------ Passage cité ------

Tango s’essaye ainsi au drame de mœurs, sans jamais choisir totalement quelle partie de l’histoire accentuer. Et c’est très dommage.

Il y a pourtant une explication possible à cela : Tango n’est pas une idée originale. Son concept de départ, il faut aller le chercher en Argentine, où on le trouve sous le titre d’ADDA, Amar Después De Amar, une telenovela diffusée en 2017. Les deux séries partent en effet du même pitch, bien que la version argentine compte deux fois plus d’épisodes ; eh oui, Ramadan oblige, Tango compte très exactement 30 épisodes. N’ayant pas eu la possibilité de voir la version argentine, j’ignore hélas quels choix sont propres à la version libanaise, et quels codes ont été répliqués à l’identique. Il est en tout cas certain qu’avec si peu d’épisodes, Tango a été forcée de faire des choix au moins en matière de timing, ce qui explique potentiellement l’impression étrange qui se dégage de son épisode introductif, sans même s’aventurer sur le terrain des différences culturelles.

------

- **Défis**
1. Répondez à ces questions sur le passage consacré à Tango :
(a) Sous quel titre trouve-t-on en Argentine le concept de départ de la série ?
(b) En quelle année la telenovela argentine a-t-elle été diffusée ?
(c) Combien d'épisodes compte Tango ?
2. Prolongez le passage sur Tango en reprenant juste après sa dernière phrase.
Les lignes de données n'ont aucun rôle dans ces exercices.

------ Lignes de données ------

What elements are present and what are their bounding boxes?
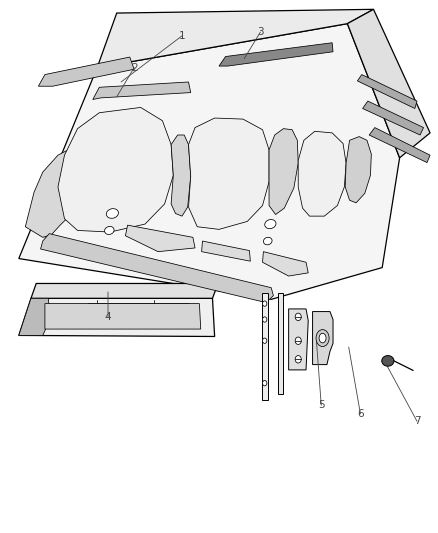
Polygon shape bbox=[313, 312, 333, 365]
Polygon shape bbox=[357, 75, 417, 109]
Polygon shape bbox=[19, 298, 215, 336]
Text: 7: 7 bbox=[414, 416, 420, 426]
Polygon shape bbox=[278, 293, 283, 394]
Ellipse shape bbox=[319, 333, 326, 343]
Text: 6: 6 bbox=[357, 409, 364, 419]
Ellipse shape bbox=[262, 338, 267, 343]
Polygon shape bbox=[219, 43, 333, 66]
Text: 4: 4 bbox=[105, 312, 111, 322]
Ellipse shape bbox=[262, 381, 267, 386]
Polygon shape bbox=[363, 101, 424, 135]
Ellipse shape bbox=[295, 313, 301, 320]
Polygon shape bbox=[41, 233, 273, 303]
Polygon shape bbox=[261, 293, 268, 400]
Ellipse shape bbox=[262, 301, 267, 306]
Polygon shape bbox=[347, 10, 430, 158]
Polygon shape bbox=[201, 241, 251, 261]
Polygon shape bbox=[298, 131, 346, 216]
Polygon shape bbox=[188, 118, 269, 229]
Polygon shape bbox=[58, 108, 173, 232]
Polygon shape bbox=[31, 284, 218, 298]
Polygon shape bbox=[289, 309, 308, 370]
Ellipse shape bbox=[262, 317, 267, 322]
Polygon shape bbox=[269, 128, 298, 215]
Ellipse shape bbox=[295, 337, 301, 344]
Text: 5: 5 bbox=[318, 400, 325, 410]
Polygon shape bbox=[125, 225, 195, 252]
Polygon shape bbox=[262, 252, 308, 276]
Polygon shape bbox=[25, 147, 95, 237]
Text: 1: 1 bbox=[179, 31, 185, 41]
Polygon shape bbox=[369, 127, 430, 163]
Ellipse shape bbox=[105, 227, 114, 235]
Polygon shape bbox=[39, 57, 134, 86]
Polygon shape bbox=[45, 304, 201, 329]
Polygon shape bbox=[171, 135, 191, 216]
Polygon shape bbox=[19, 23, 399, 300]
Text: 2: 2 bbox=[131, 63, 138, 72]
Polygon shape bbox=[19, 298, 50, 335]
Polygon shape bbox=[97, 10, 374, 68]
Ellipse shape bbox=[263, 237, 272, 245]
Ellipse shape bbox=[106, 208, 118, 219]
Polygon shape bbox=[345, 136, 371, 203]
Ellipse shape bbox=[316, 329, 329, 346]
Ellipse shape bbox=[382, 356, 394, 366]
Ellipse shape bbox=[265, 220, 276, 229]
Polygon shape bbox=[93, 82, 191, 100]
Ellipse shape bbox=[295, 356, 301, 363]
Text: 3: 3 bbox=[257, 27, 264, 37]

------
------ Lignes de données ------

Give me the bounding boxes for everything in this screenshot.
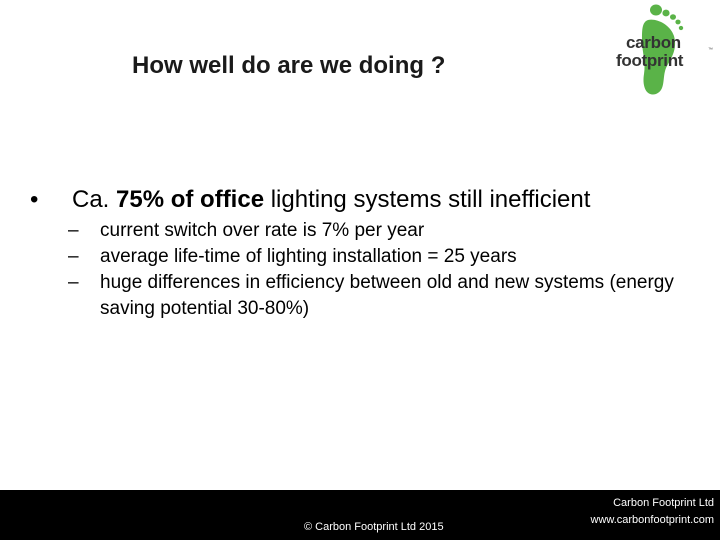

------

- **Problèmes résolus**
1.
(a) ADDA, Amar Después De Amar.
(b) En 2017.
(c) Très exactement 30 épisodes.

2.
Elles sont d’ailleurs subtiles, très franchement. Tango fait partie de ces séries diffusées pendant le Ramadan qui n’ont, en somme, pas grand’hose à voir avec ce mois sacré : les personnages y boivent, y fument, et s’y consument de désir (à défaut, au moins pour le moment, de le concrétiser à l’écran). Il ne s’agit pas, loin s’en faut, d’une exception dans le panorama de ce mois télévisuel fourni, mais il faut admettre que ce n’est pas franchement le type de production qui y trouve le plus sa place, ni qu’on recherche nécessairement lorsqu’on se penche sur les séries venues de la région.

Cela étant, ce type de production moderne est vraiment, et pour cause, assez peu spécifiquement libanaise ; elle est donc regardable sans posséder beaucoup de codes culturels locaux.
Avis aux curieux, donc : Tango est très accessible, à défaut d’être forcément la meilleure série à regarder ce mois-ci. Et si jamais ce n’est pas votre tasse de thé, vous pouvez aussi tenter d’autres séries acquises de façon similaire par la plateforme, comme Justice (titre international de la série émiratie Qalb Al Adalah) ou le crime drama familial syriano-libanais Al Hayba (dont la saison 3 est actuellement en cours de diffusion). Liste à laquelle il faudra évidemment ajouter la série fantastic jordanienne Jinn le mois prochain. Pour une fois qu’on peut, on va se gêner tiens.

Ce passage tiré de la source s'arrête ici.